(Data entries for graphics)
BEGIN

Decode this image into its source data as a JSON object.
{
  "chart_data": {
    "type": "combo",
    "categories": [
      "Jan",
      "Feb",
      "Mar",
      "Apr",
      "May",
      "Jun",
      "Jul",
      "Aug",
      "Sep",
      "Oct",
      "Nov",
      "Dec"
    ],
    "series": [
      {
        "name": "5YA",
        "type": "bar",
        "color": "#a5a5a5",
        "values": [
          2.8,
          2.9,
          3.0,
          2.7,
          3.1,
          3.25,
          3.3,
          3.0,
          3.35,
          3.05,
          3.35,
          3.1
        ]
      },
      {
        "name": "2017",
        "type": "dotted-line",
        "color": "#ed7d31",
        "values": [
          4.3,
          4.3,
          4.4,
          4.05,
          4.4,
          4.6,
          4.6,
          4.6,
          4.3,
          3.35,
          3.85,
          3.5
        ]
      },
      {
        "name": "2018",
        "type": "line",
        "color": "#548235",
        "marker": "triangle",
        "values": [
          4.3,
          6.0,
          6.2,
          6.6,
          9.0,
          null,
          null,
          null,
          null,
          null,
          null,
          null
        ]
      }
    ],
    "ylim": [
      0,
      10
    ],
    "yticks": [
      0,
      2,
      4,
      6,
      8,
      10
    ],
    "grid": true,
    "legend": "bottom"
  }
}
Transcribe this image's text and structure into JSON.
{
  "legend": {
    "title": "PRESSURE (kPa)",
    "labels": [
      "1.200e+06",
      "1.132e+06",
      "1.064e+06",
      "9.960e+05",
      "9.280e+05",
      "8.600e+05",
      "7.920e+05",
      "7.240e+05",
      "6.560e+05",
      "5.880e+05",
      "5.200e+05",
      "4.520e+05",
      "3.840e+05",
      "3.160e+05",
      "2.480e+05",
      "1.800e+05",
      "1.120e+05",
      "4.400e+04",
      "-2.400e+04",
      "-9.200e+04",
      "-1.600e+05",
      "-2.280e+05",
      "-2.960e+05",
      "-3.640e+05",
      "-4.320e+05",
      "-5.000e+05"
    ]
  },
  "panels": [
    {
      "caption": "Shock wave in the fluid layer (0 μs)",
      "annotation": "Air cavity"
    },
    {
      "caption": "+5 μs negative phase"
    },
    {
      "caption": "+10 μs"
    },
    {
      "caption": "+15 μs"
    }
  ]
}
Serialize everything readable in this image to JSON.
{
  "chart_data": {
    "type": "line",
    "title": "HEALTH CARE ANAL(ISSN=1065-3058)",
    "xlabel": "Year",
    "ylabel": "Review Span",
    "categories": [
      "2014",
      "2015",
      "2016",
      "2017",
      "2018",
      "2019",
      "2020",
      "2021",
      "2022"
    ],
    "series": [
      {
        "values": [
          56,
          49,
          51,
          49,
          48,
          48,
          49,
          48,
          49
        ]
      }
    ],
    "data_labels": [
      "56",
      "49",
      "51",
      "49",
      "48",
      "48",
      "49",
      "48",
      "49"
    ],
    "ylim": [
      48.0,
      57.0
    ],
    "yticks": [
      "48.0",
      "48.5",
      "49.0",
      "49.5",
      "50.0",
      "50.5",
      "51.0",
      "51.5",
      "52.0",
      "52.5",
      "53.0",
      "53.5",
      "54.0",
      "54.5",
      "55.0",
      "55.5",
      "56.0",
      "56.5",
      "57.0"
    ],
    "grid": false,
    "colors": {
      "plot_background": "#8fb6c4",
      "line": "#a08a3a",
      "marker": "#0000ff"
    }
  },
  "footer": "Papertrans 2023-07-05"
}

END

| What to do |
Which lines include "this"? Copy each of them out.

| Completed exercise |
Decode this image into its source data as a JSON object.
Transcribe this image's text and structure into JSON.
Serialize everything readable in this image to JSON.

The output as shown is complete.